▶ [Assigned task]: Provide only the number of lines in the records below that include "Animal".

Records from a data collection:

*** Begin section ***

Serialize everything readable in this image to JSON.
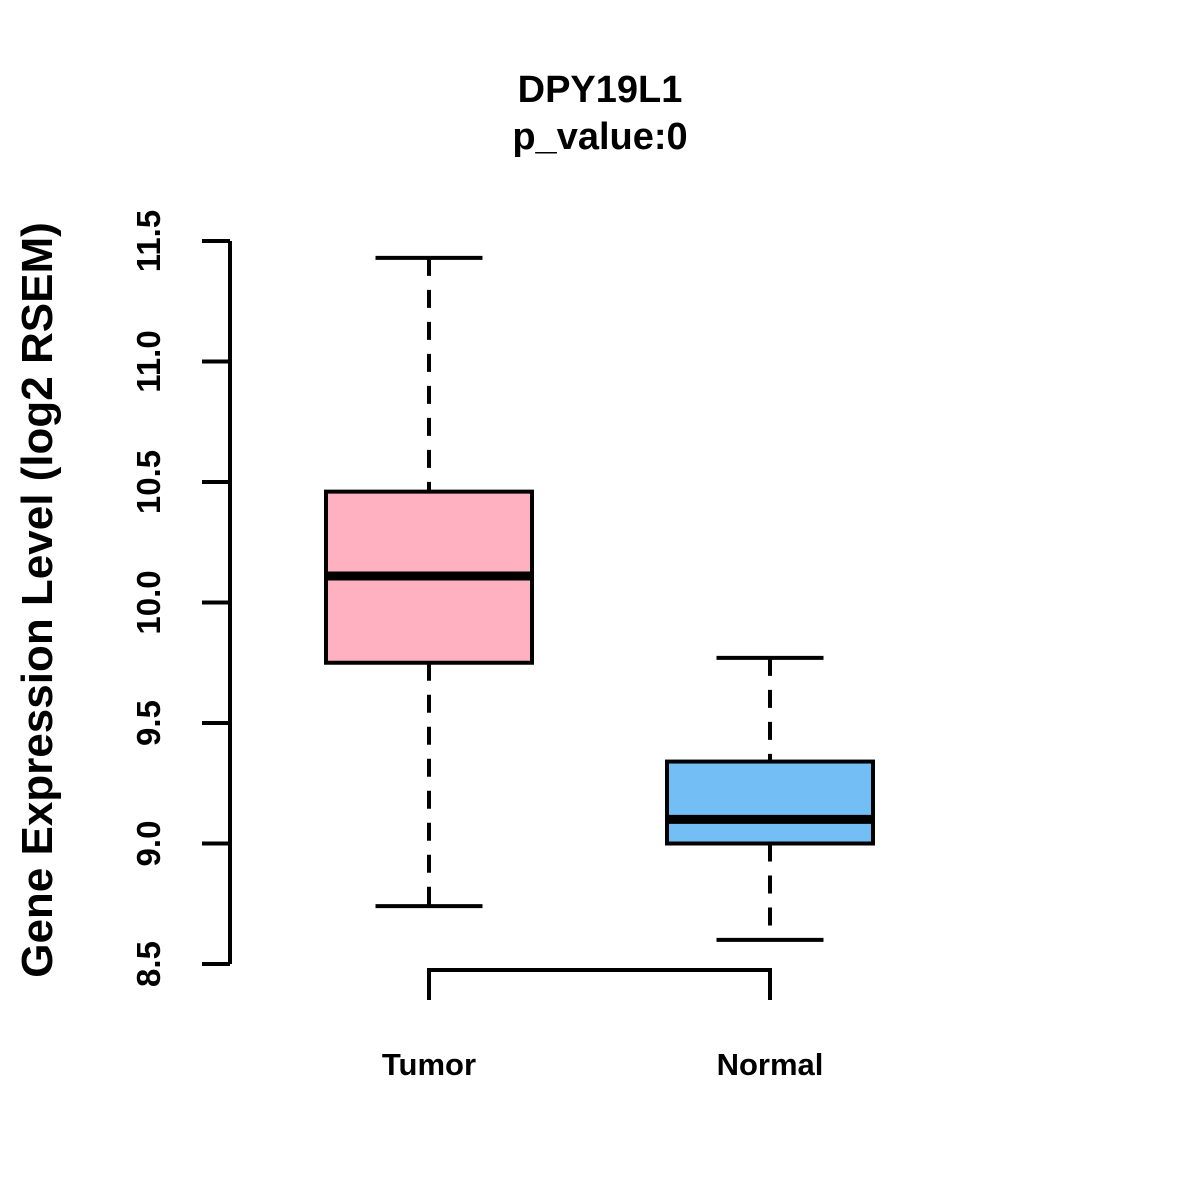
{
  "chart_data": {
    "type": "boxplot",
    "title": "DPY19L1",
    "subtitle": "p_value:0",
    "ylabel": "Gene Expression Level (log2 RSEM)",
    "xlabel": "",
    "categories": [
      "Tumor",
      "Normal"
    ],
    "series": [
      {
        "name": "Tumor",
        "color": "#FFB0C1",
        "whisker_low": 8.74,
        "q1": 9.75,
        "median": 10.11,
        "q3": 10.46,
        "whisker_high": 11.43
      },
      {
        "name": "Normal",
        "color": "#73BEF5",
        "whisker_low": 8.6,
        "q1": 9.0,
        "median": 9.1,
        "q3": 9.34,
        "whisker_high": 9.77
      }
    ],
    "ylim": [
      8.5,
      11.5
    ],
    "yticks": [
      8.5,
      9.0,
      9.5,
      10.0,
      10.5,
      11.0,
      11.5
    ],
    "grid": false,
    "legend": "none",
    "axis_color": "#000000",
    "median_color": "#000000",
    "box_border_color": "#000000"
  }
}
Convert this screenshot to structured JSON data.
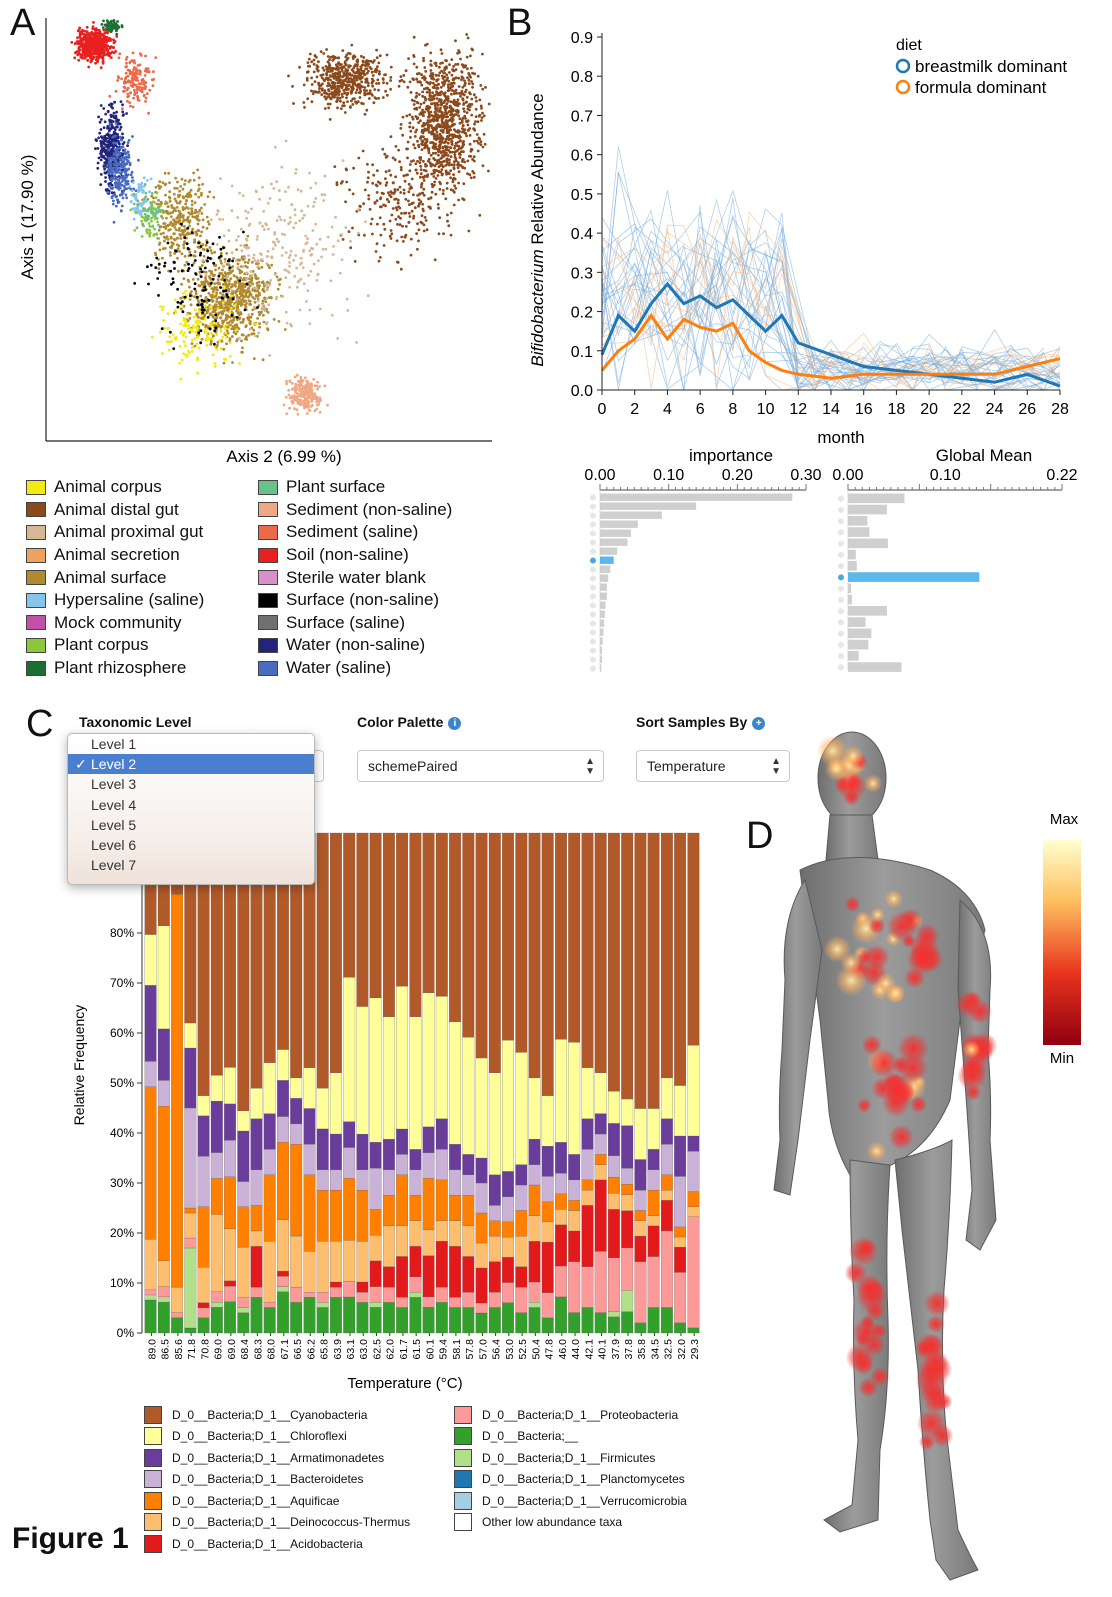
{
  "figure_label": "Figure 1",
  "panels": {
    "a": "A",
    "b": "B",
    "c": "C",
    "d": "D"
  },
  "panel_a": {
    "xlabel": "Axis 2 (6.99 %)",
    "ylabel": "Axis 1 (17.90 %)",
    "legend": [
      {
        "label": "Animal corpus",
        "color": "#f2ea10"
      },
      {
        "label": "Animal distal gut",
        "color": "#8b4a1c"
      },
      {
        "label": "Animal proximal gut",
        "color": "#d6b894"
      },
      {
        "label": "Animal secretion",
        "color": "#f0a060"
      },
      {
        "label": "Animal surface",
        "color": "#b08a2e"
      },
      {
        "label": "Hypersaline (saline)",
        "color": "#86c4ec"
      },
      {
        "label": "Mock community",
        "color": "#c050a8"
      },
      {
        "label": "Plant corpus",
        "color": "#8cc83c"
      },
      {
        "label": "Plant rhizosphere",
        "color": "#1e6e34"
      },
      {
        "label": "Plant surface",
        "color": "#6ac08a"
      },
      {
        "label": "Sediment (non-saline)",
        "color": "#f0a884"
      },
      {
        "label": "Sediment (saline)",
        "color": "#ec6a4a"
      },
      {
        "label": "Soil (non-saline)",
        "color": "#e82020"
      },
      {
        "label": "Sterile water blank",
        "color": "#d890c8"
      },
      {
        "label": "Surface (non-saline)",
        "color": "#000000"
      },
      {
        "label": "Surface (saline)",
        "color": "#707070"
      },
      {
        "label": "Water (non-saline)",
        "color": "#23257a"
      },
      {
        "label": "Water (saline)",
        "color": "#4a6cc0"
      }
    ]
  },
  "panel_b": {
    "legend_title": "diet",
    "ylabel_italic": "Bifidobacterium",
    "ylabel_rest": " Relative Abundance",
    "xlabel": "month",
    "importance_title": "importance",
    "importance_ticks": [
      "0.00",
      "0.10",
      "0.20",
      "0.30"
    ],
    "global_mean_title": "Global Mean",
    "global_mean_ticks": [
      "0.00",
      "0.10",
      "0.22"
    ],
    "y_ticks": [
      "0.0",
      "0.1",
      "0.2",
      "0.3",
      "0.4",
      "0.5",
      "0.6",
      "0.7",
      "0.8",
      "0.9"
    ],
    "x_ticks": [
      "0",
      "2",
      "4",
      "6",
      "8",
      "10",
      "12",
      "14",
      "16",
      "18",
      "20",
      "22",
      "24",
      "26",
      "28"
    ]
  },
  "panel_c": {
    "taxonomic_level_label": "Taxonomic Level",
    "levels": [
      "Level 1",
      "Level 2",
      "Level 3",
      "Level 4",
      "Level 5",
      "Level 6",
      "Level 7"
    ],
    "selected_level": "Level 2",
    "check_mark": "✓",
    "color_palette_label": "Color Palette",
    "color_palette_value": "schemePaired",
    "sort_label": "Sort Samples By",
    "sort_value": "Temperature",
    "info_icon": "i",
    "plus_icon": "+",
    "ylabel": "Relative Frequency",
    "xlabel": "Temperature (°C)",
    "y_ticks": [
      "0%",
      "10%",
      "20%",
      "30%",
      "40%",
      "50%",
      "60%",
      "70%",
      "80%"
    ],
    "legend": [
      {
        "label": "D_0__Bacteria;D_1__Cyanobacteria",
        "color": "#b15928"
      },
      {
        "label": "D_0__Bacteria;D_1__Chloroflexi",
        "color": "#ffff99"
      },
      {
        "label": "D_0__Bacteria;D_1__Armatimonadetes",
        "color": "#6a3d9a"
      },
      {
        "label": "D_0__Bacteria;D_1__Bacteroidetes",
        "color": "#cab2d6"
      },
      {
        "label": "D_0__Bacteria;D_1__Aquificae",
        "color": "#ff7f00"
      },
      {
        "label": "D_0__Bacteria;D_1__Deinococcus-Thermus",
        "color": "#fdbf6f"
      },
      {
        "label": "D_0__Bacteria;D_1__Acidobacteria",
        "color": "#e31a1c"
      },
      {
        "label": "D_0__Bacteria;D_1__Proteobacteria",
        "color": "#fb9a99"
      },
      {
        "label": "D_0__Bacteria;__",
        "color": "#33a02c"
      },
      {
        "label": "D_0__Bacteria;D_1__Firmicutes",
        "color": "#b2df8a"
      },
      {
        "label": "D_0__Bacteria;D_1__Planctomycetes",
        "color": "#1f78b4"
      },
      {
        "label": "D_0__Bacteria;D_1__Verrucomicrobia",
        "color": "#a6cee3"
      },
      {
        "label": "Other low abundance taxa",
        "color": "#ffffff"
      }
    ]
  },
  "panel_d": {
    "max_label": "Max",
    "min_label": "Min"
  },
  "chart_data": [
    {
      "type": "line",
      "xlabel": "month",
      "ylabel": "Bifidobacterium Relative Abundance",
      "xlim": [
        0,
        28
      ],
      "ylim": [
        0,
        0.9
      ],
      "series": [
        {
          "name": "breastmilk dominant",
          "color": "#1f77b4",
          "x": [
            0,
            1,
            2,
            3,
            4,
            5,
            6,
            7,
            8,
            9,
            10,
            11,
            12,
            14,
            16,
            18,
            20,
            22,
            24,
            26,
            28
          ],
          "y": [
            0.09,
            0.19,
            0.15,
            0.22,
            0.27,
            0.22,
            0.24,
            0.21,
            0.23,
            0.19,
            0.15,
            0.19,
            0.12,
            0.09,
            0.06,
            0.05,
            0.04,
            0.03,
            0.02,
            0.04,
            0.01
          ]
        },
        {
          "name": "formula dominant",
          "color": "#ff7f0e",
          "x": [
            0,
            1,
            2,
            3,
            4,
            5,
            6,
            7,
            8,
            9,
            10,
            11,
            12,
            14,
            16,
            18,
            20,
            22,
            24,
            26,
            28
          ],
          "y": [
            0.05,
            0.1,
            0.13,
            0.19,
            0.13,
            0.18,
            0.16,
            0.15,
            0.17,
            0.1,
            0.07,
            0.05,
            0.04,
            0.03,
            0.04,
            0.04,
            0.04,
            0.04,
            0.04,
            0.06,
            0.08
          ]
        }
      ]
    },
    {
      "type": "bar",
      "title": "importance",
      "orientation": "horizontal",
      "xlim": [
        0,
        0.3
      ],
      "values": [
        0.28,
        0.14,
        0.09,
        0.055,
        0.045,
        0.04,
        0.025,
        0.02,
        0.015,
        0.012,
        0.01,
        0.01,
        0.008,
        0.007,
        0.006,
        0.005,
        0.004,
        0.003,
        0.003,
        0.002
      ]
    },
    {
      "type": "bar",
      "title": "Global Mean",
      "orientation": "horizontal",
      "xlim": [
        0,
        0.22
      ],
      "values": [
        0.058,
        0.04,
        0.02,
        0.022,
        0.041,
        0.008,
        0.009,
        0.135,
        0.003,
        0.004,
        0.04,
        0.018,
        0.024,
        0.021,
        0.011,
        0.055
      ]
    },
    {
      "type": "bar",
      "stacked": true,
      "xlabel": "Temperature (°C)",
      "ylabel": "Relative Frequency",
      "ylim": [
        0,
        1
      ],
      "categories": [
        "89.0",
        "86.5",
        "85.6",
        "71.8",
        "70.8",
        "69.0",
        "69.0",
        "68.4",
        "68.3",
        "68.0",
        "67.1",
        "66.5",
        "66.2",
        "65.8",
        "63.9",
        "63.1",
        "63.0",
        "62.5",
        "62.0",
        "61.7",
        "61.5",
        "60.1",
        "59.4",
        "58.1",
        "57.8",
        "57.0",
        "56.4",
        "53.0",
        "52.5",
        "50.4",
        "47.8",
        "46.0",
        "44.0",
        "42.1",
        "40.1",
        "37.9",
        "37.8",
        "35.8",
        "34.5",
        "32.5",
        "32.0",
        "29.3"
      ],
      "series": [
        {
          "name": "D_0__Bacteria;__",
          "values": [
            0.065,
            0.06,
            0.03,
            0.01,
            0.03,
            0.05,
            0.06,
            0.04,
            0.07,
            0.05,
            0.08,
            0.06,
            0.07,
            0.05,
            0.07,
            0.07,
            0.06,
            0.05,
            0.06,
            0.05,
            0.07,
            0.05,
            0.06,
            0.05,
            0.05,
            0.04,
            0.05,
            0.06,
            0.04,
            0.05,
            0.03,
            0.07,
            0.04,
            0.05,
            0.04,
            0.03,
            0.04,
            0.02,
            0.05,
            0.05,
            0.02,
            0.01
          ]
        },
        {
          "name": "D_0__Bacteria;D_1__Firmicutes",
          "values": [
            0.01,
            0.01,
            0.0,
            0.16,
            0.0,
            0.01,
            0.0,
            0.01,
            0.0,
            0.0,
            0.01,
            0.0,
            0.0,
            0.01,
            0.0,
            0.0,
            0.0,
            0.01,
            0.0,
            0.0,
            0.01,
            0.0,
            0.0,
            0.0,
            0.0,
            0.0,
            0.0,
            0.0,
            0.0,
            0.01,
            0.0,
            0.0,
            0.0,
            0.0,
            0.0,
            0.01,
            0.04,
            0.0,
            0.0,
            0.0,
            0.0,
            0.0
          ]
        },
        {
          "name": "D_0__Bacteria;D_1__Proteobacteria",
          "values": [
            0.01,
            0.02,
            0.01,
            0.02,
            0.02,
            0.02,
            0.03,
            0.02,
            0.02,
            0.01,
            0.02,
            0.03,
            0.01,
            0.02,
            0.02,
            0.03,
            0.02,
            0.03,
            0.03,
            0.02,
            0.03,
            0.02,
            0.03,
            0.02,
            0.03,
            0.02,
            0.03,
            0.04,
            0.05,
            0.04,
            0.05,
            0.06,
            0.1,
            0.08,
            0.12,
            0.1,
            0.08,
            0.12,
            0.1,
            0.15,
            0.1,
            0.22
          ]
        },
        {
          "name": "D_0__Bacteria;D_1__Acidobacteria",
          "values": [
            0.0,
            0.0,
            0.0,
            0.0,
            0.01,
            0.0,
            0.01,
            0.0,
            0.08,
            0.0,
            0.01,
            0.0,
            0.0,
            0.0,
            0.01,
            0.0,
            0.02,
            0.05,
            0.04,
            0.08,
            0.06,
            0.08,
            0.09,
            0.1,
            0.07,
            0.07,
            0.06,
            0.05,
            0.04,
            0.08,
            0.1,
            0.08,
            0.06,
            0.12,
            0.14,
            0.09,
            0.07,
            0.05,
            0.06,
            0.06,
            0.05,
            0.0
          ]
        },
        {
          "name": "D_0__Bacteria;D_1__Deinococcus-Thermus",
          "values": [
            0.1,
            0.05,
            0.05,
            0.05,
            0.07,
            0.15,
            0.1,
            0.1,
            0.03,
            0.12,
            0.1,
            0.1,
            0.08,
            0.1,
            0.08,
            0.08,
            0.08,
            0.05,
            0.08,
            0.06,
            0.05,
            0.05,
            0.04,
            0.05,
            0.06,
            0.05,
            0.05,
            0.04,
            0.06,
            0.05,
            0.04,
            0.03,
            0.04,
            0.03,
            0.03,
            0.03,
            0.03,
            0.03,
            0.02,
            0.02,
            0.02,
            0.02
          ]
        },
        {
          "name": "D_0__Bacteria;D_1__Aquificae",
          "values": [
            0.3,
            0.3,
            0.77,
            0.01,
            0.12,
            0.07,
            0.1,
            0.08,
            0.05,
            0.13,
            0.15,
            0.18,
            0.15,
            0.1,
            0.1,
            0.12,
            0.1,
            0.05,
            0.06,
            0.1,
            0.05,
            0.1,
            0.08,
            0.05,
            0.06,
            0.06,
            0.03,
            0.03,
            0.05,
            0.06,
            0.04,
            0.03,
            0.02,
            0.02,
            0.02,
            0.03,
            0.02,
            0.02,
            0.05,
            0.03,
            0.02,
            0.03
          ]
        },
        {
          "name": "D_0__Bacteria;D_1__Bacteroidetes",
          "values": [
            0.05,
            0.05,
            0.0,
            0.2,
            0.1,
            0.05,
            0.07,
            0.05,
            0.07,
            0.05,
            0.05,
            0.04,
            0.06,
            0.04,
            0.04,
            0.06,
            0.04,
            0.08,
            0.05,
            0.04,
            0.05,
            0.05,
            0.06,
            0.05,
            0.04,
            0.06,
            0.03,
            0.05,
            0.05,
            0.04,
            0.05,
            0.04,
            0.04,
            0.06,
            0.04,
            0.04,
            0.03,
            0.04,
            0.04,
            0.06,
            0.1,
            0.08
          ]
        },
        {
          "name": "D_0__Bacteria;D_1__Armatimonadetes",
          "values": [
            0.15,
            0.1,
            0.0,
            0.12,
            0.08,
            0.1,
            0.07,
            0.1,
            0.1,
            0.07,
            0.07,
            0.05,
            0.07,
            0.08,
            0.07,
            0.05,
            0.07,
            0.05,
            0.06,
            0.05,
            0.04,
            0.05,
            0.06,
            0.05,
            0.04,
            0.05,
            0.06,
            0.05,
            0.04,
            0.05,
            0.06,
            0.06,
            0.05,
            0.06,
            0.04,
            0.06,
            0.08,
            0.06,
            0.04,
            0.05,
            0.08,
            0.03
          ]
        },
        {
          "name": "D_0__Bacteria;D_1__Chloroflexi",
          "values": [
            0.1,
            0.2,
            0.0,
            0.05,
            0.04,
            0.05,
            0.07,
            0.04,
            0.06,
            0.1,
            0.06,
            0.04,
            0.08,
            0.08,
            0.12,
            0.28,
            0.25,
            0.28,
            0.24,
            0.28,
            0.26,
            0.26,
            0.24,
            0.24,
            0.23,
            0.2,
            0.2,
            0.26,
            0.22,
            0.12,
            0.1,
            0.2,
            0.22,
            0.1,
            0.08,
            0.06,
            0.05,
            0.1,
            0.08,
            0.08,
            0.1,
            0.18
          ]
        },
        {
          "name": "D_0__Bacteria;D_1__Cyanobacteria",
          "values": [
            0.2,
            0.18,
            0.12,
            0.38,
            0.52,
            0.47,
            0.45,
            0.55,
            0.5,
            0.45,
            0.42,
            0.48,
            0.46,
            0.5,
            0.47,
            0.28,
            0.34,
            0.32,
            0.36,
            0.3,
            0.36,
            0.31,
            0.32,
            0.37,
            0.4,
            0.45,
            0.47,
            0.41,
            0.43,
            0.48,
            0.52,
            0.4,
            0.41,
            0.46,
            0.47,
            0.48,
            0.5,
            0.54,
            0.54,
            0.48,
            0.5,
            0.42
          ]
        }
      ]
    }
  ]
}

*** End section ***

▶ [Solved problem]: 5